Given instruction:
Determine how many lines in the data below contain "Dead" and write only that number.

Dataset records on visual material:

* * * * * * * * *

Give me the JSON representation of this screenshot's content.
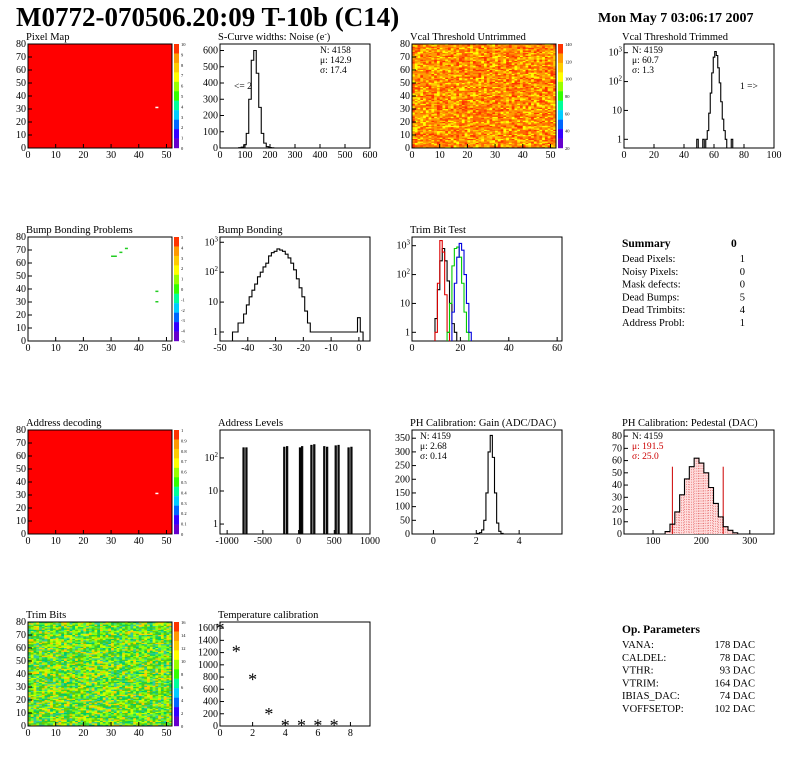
{
  "header": {
    "title": "M0772-070506.20:09 T-10b (C14)",
    "date": "Mon May  7 03:06:17 2007"
  },
  "colors": {
    "panel_fill": "#ff0000",
    "hist_line": "#000000",
    "trim_red": "#dd0000",
    "trim_green": "#00cc00",
    "trim_blue": "#0000dd",
    "pedestal_red": "#cc0000",
    "bump_marker": "#22cc22"
  },
  "charts": [
    {
      "id": "pixel-map",
      "type": "heatmap",
      "title": "Pixel Map",
      "fill": "uniform-red",
      "x_ticks": [
        "0",
        "10",
        "20",
        "30",
        "40",
        "50"
      ],
      "y_ticks": [
        "0",
        "10",
        "20",
        "30",
        "40",
        "50",
        "60",
        "70",
        "80"
      ],
      "scale_ticks": [
        "0",
        "1",
        "2",
        "3",
        "4",
        "5",
        "6",
        "7",
        "8",
        "9",
        "10"
      ],
      "xlim": [
        0,
        52
      ],
      "ylim": [
        0,
        80
      ],
      "spots": [
        {
          "x": 46,
          "y": 31,
          "color": "#ffffff"
        }
      ]
    },
    {
      "id": "scurve-noise",
      "type": "histogram",
      "title": "S-Curve widths: Noise (e",
      "title_sup": "-",
      "title_end": ")",
      "scale": "linear",
      "x_ticks": [
        "0",
        "100",
        "200",
        "300",
        "400",
        "500",
        "600"
      ],
      "y_ticks": [
        "0",
        "100",
        "200",
        "300",
        "400",
        "500",
        "600"
      ],
      "xlim": [
        0,
        600
      ],
      "ylim": [
        0,
        640
      ],
      "stats": [
        "N: 4158",
        "μ: 142.9",
        "σ: 17.4"
      ],
      "note_left": "<= 2",
      "x": [
        80,
        90,
        100,
        110,
        120,
        130,
        140,
        150,
        160,
        170,
        180,
        190,
        200,
        210,
        220
      ],
      "values": [
        2,
        5,
        20,
        90,
        300,
        540,
        600,
        460,
        250,
        90,
        30,
        8,
        3,
        1,
        0
      ]
    },
    {
      "id": "vcal-untrimmed",
      "type": "heatmap",
      "title": "Vcal Threshold Untrimmed",
      "fill": "noisy-warm",
      "x_ticks": [
        "0",
        "10",
        "20",
        "30",
        "40",
        "50"
      ],
      "y_ticks": [
        "0",
        "10",
        "20",
        "30",
        "40",
        "50",
        "60",
        "70",
        "80"
      ],
      "scale_ticks": [
        "20",
        "40",
        "60",
        "80",
        "100",
        "120",
        "140"
      ],
      "xlim": [
        0,
        52
      ],
      "ylim": [
        0,
        80
      ]
    },
    {
      "id": "vcal-trimmed",
      "type": "histogram",
      "title": "Vcal Threshold Trimmed",
      "scale": "log",
      "x_ticks": [
        "0",
        "20",
        "40",
        "60",
        "80",
        "100"
      ],
      "y_ticks": [
        "1",
        "10",
        "10²",
        "10³"
      ],
      "xlim": [
        0,
        100
      ],
      "ylim": [
        0.5,
        2000
      ],
      "stats": [
        "N: 4159",
        "μ: 60.7",
        "σ:  1.3"
      ],
      "note_right": "1 =>",
      "x": [
        49,
        50,
        51,
        52,
        53,
        54,
        55,
        56,
        57,
        58,
        59,
        60,
        61,
        62,
        63,
        64,
        65,
        66,
        67,
        68,
        69,
        70,
        71,
        72
      ],
      "values": [
        1,
        0,
        0,
        0,
        1,
        0,
        1,
        2,
        8,
        40,
        200,
        700,
        1100,
        800,
        300,
        90,
        20,
        5,
        2,
        1,
        0,
        0,
        0,
        1
      ]
    },
    {
      "id": "bump-problems",
      "type": "heatmap",
      "title": "Bump Bonding Problems",
      "fill": "white",
      "x_ticks": [
        "0",
        "10",
        "20",
        "30",
        "40",
        "50"
      ],
      "y_ticks": [
        "0",
        "10",
        "20",
        "30",
        "40",
        "50",
        "60",
        "70",
        "80"
      ],
      "scale_ticks": [
        "-5",
        "-4",
        "-3",
        "-2",
        "-1",
        "0",
        "1",
        "2",
        "3",
        "4",
        "5"
      ],
      "xlim": [
        0,
        52
      ],
      "ylim": [
        0,
        80
      ],
      "spots": [
        {
          "x": 30,
          "y": 65,
          "color": "#22cc22"
        },
        {
          "x": 31,
          "y": 65,
          "color": "#22cc22"
        },
        {
          "x": 33,
          "y": 68,
          "color": "#22cc22"
        },
        {
          "x": 35,
          "y": 71,
          "color": "#22cc22"
        },
        {
          "x": 46,
          "y": 38,
          "color": "#22cc22"
        },
        {
          "x": 46,
          "y": 30,
          "color": "#22cc22"
        }
      ]
    },
    {
      "id": "bump-bonding",
      "type": "histogram",
      "title": "Bump Bonding",
      "scale": "log",
      "x_ticks": [
        "-50",
        "-40",
        "-30",
        "-20",
        "-10",
        "0"
      ],
      "y_ticks": [
        "1",
        "10",
        "10²",
        "10³"
      ],
      "xlim": [
        -50,
        4
      ],
      "ylim": [
        0.5,
        1500
      ],
      "x": [
        -45,
        -44,
        -43,
        -42,
        -41,
        -40,
        -39,
        -38,
        -37,
        -36,
        -35,
        -34,
        -33,
        -32,
        -31,
        -30,
        -29,
        -28,
        -27,
        -26,
        -25,
        -24,
        -23,
        -22,
        -21,
        -20,
        -19,
        -18,
        -17,
        -1,
        0,
        1
      ],
      "values": [
        1,
        1,
        2,
        2,
        4,
        8,
        15,
        25,
        40,
        70,
        100,
        150,
        200,
        350,
        450,
        500,
        600,
        550,
        500,
        400,
        300,
        200,
        120,
        60,
        30,
        15,
        5,
        2,
        1,
        1,
        3,
        1
      ]
    },
    {
      "id": "trim-bit-test",
      "type": "histogram",
      "title": "Trim Bit Test",
      "scale": "log",
      "x_ticks": [
        "0",
        "20",
        "40",
        "60"
      ],
      "y_ticks": [
        "1",
        "10",
        "10²",
        "10³"
      ],
      "xlim": [
        0,
        62
      ],
      "ylim": [
        0.5,
        2000
      ],
      "series": [
        {
          "color": "#000000",
          "x": [
            10,
            11,
            12,
            13,
            14,
            15,
            16,
            17,
            18
          ],
          "values": [
            3,
            30,
            300,
            800,
            300,
            60,
            10,
            2,
            1
          ]
        },
        {
          "color": "#dd0000",
          "x": [
            10,
            11,
            12,
            13,
            14,
            15
          ],
          "values": [
            1,
            50,
            1500,
            600,
            20,
            1
          ]
        },
        {
          "color": "#00cc00",
          "x": [
            15,
            16,
            17,
            18,
            19,
            20,
            21,
            22,
            23
          ],
          "values": [
            1,
            10,
            200,
            800,
            900,
            400,
            50,
            5,
            1
          ]
        },
        {
          "color": "#0000dd",
          "x": [
            17,
            18,
            19,
            20,
            21,
            22,
            23,
            24
          ],
          "values": [
            5,
            50,
            400,
            1200,
            700,
            100,
            10,
            1
          ]
        }
      ]
    },
    {
      "id": "address-decoding",
      "type": "heatmap",
      "title": "Address decoding",
      "fill": "uniform-red",
      "x_ticks": [
        "0",
        "10",
        "20",
        "30",
        "40",
        "50"
      ],
      "y_ticks": [
        "0",
        "10",
        "20",
        "30",
        "40",
        "50",
        "60",
        "70",
        "80"
      ],
      "scale_ticks": [
        "0",
        "0.1",
        "0.2",
        "0.3",
        "0.4",
        "0.5",
        "0.6",
        "0.7",
        "0.8",
        "0.9",
        "1"
      ],
      "xlim": [
        0,
        52
      ],
      "ylim": [
        0,
        80
      ],
      "spots": [
        {
          "x": 46,
          "y": 31,
          "color": "#ffffff"
        }
      ]
    },
    {
      "id": "address-levels",
      "type": "spikes",
      "title": "Address Levels",
      "scale": "log",
      "x_ticks": [
        "-1000",
        "-500",
        "0",
        "500",
        "1000"
      ],
      "y_ticks": [
        "1",
        "10",
        "10²"
      ],
      "xlim": [
        -1100,
        1000
      ],
      "ylim": [
        0.5,
        700
      ],
      "x": [
        -770,
        -730,
        -200,
        -160,
        20,
        50,
        180,
        220,
        360,
        400,
        520,
        560,
        700,
        740
      ],
      "values": [
        200,
        200,
        210,
        220,
        200,
        220,
        240,
        250,
        220,
        210,
        230,
        240,
        200,
        210
      ]
    },
    {
      "id": "ph-gain",
      "type": "histogram",
      "title": "PH Calibration: Gain (ADC/DAC)",
      "scale": "linear",
      "x_ticks": [
        "0",
        "2",
        "4"
      ],
      "y_ticks": [
        "0",
        "50",
        "100",
        "150",
        "200",
        "250",
        "300",
        "350"
      ],
      "xlim": [
        -1,
        6
      ],
      "ylim": [
        0,
        380
      ],
      "stats": [
        "N: 4159",
        "μ: 2.68",
        "σ: 0.14"
      ],
      "x": [
        2.1,
        2.2,
        2.3,
        2.4,
        2.5,
        2.6,
        2.7,
        2.8,
        2.9,
        3.0,
        3.1,
        3.2
      ],
      "values": [
        2,
        5,
        15,
        50,
        150,
        300,
        360,
        280,
        150,
        40,
        10,
        2
      ]
    },
    {
      "id": "ph-pedestal",
      "type": "histogram",
      "title": "PH Calibration: Pedestal (DAC)",
      "scale": "linear",
      "x_ticks": [
        "100",
        "200",
        "300"
      ],
      "y_ticks": [
        "0",
        "10",
        "20",
        "30",
        "40",
        "50",
        "60",
        "70",
        "80"
      ],
      "xlim": [
        40,
        350
      ],
      "ylim": [
        0,
        85
      ],
      "stats": [
        "N: 4159",
        "μ: 191.5",
        "σ: 25.0"
      ],
      "stats_colors": [
        "#000000",
        "#cc0000",
        "#cc0000"
      ],
      "markers": [
        140,
        245
      ],
      "x": [
        130,
        140,
        150,
        160,
        170,
        180,
        190,
        200,
        210,
        220,
        230,
        240,
        250,
        260,
        270
      ],
      "values": [
        2,
        8,
        18,
        32,
        45,
        55,
        62,
        58,
        50,
        38,
        25,
        14,
        6,
        3,
        1
      ]
    },
    {
      "id": "trim-bits",
      "type": "heatmap",
      "title": "Trim Bits",
      "fill": "noisy-cool",
      "x_ticks": [
        "0",
        "10",
        "20",
        "30",
        "40",
        "50"
      ],
      "y_ticks": [
        "0",
        "10",
        "20",
        "30",
        "40",
        "50",
        "60",
        "70",
        "80"
      ],
      "scale_ticks": [
        "0",
        "2",
        "4",
        "6",
        "8",
        "10",
        "12",
        "14",
        "16"
      ],
      "xlim": [
        0,
        52
      ],
      "ylim": [
        0,
        80
      ]
    },
    {
      "id": "temperature-calibration",
      "type": "scatter",
      "title": "Temperature calibration",
      "scale": "linear",
      "x_ticks": [
        "0",
        "2",
        "4",
        "6",
        "8"
      ],
      "y_ticks": [
        "0",
        "200",
        "400",
        "600",
        "800",
        "1000",
        "1200",
        "1400",
        "1600"
      ],
      "xlim": [
        0,
        9.2
      ],
      "ylim": [
        0,
        1700
      ],
      "x": [
        0,
        1,
        2,
        3,
        4,
        5,
        6,
        7
      ],
      "values": [
        1590,
        1220,
        760,
        200,
        10,
        10,
        10,
        10
      ]
    }
  ],
  "summary": {
    "title": "Summary",
    "count": "0",
    "rows": [
      {
        "label": "Dead Pixels:",
        "value": "1"
      },
      {
        "label": "Noisy Pixels:",
        "value": "0"
      },
      {
        "label": "Mask defects:",
        "value": "0"
      },
      {
        "label": "Dead Bumps:",
        "value": "5"
      },
      {
        "label": "Dead Trimbits:",
        "value": "4"
      },
      {
        "label": "Address Probl:",
        "value": "1"
      }
    ]
  },
  "op_params": {
    "title": "Op. Parameters",
    "rows": [
      {
        "label": "VANA:",
        "value": "178 DAC"
      },
      {
        "label": "CALDEL:",
        "value": "78 DAC"
      },
      {
        "label": "VTHR:",
        "value": "93 DAC"
      },
      {
        "label": "VTRIM:",
        "value": "164 DAC"
      },
      {
        "label": "IBIAS_DAC:",
        "value": "74 DAC"
      },
      {
        "label": "VOFFSETOP:",
        "value": "102 DAC"
      }
    ]
  }
}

* * * * * * * * *

Answer to the exercise:
3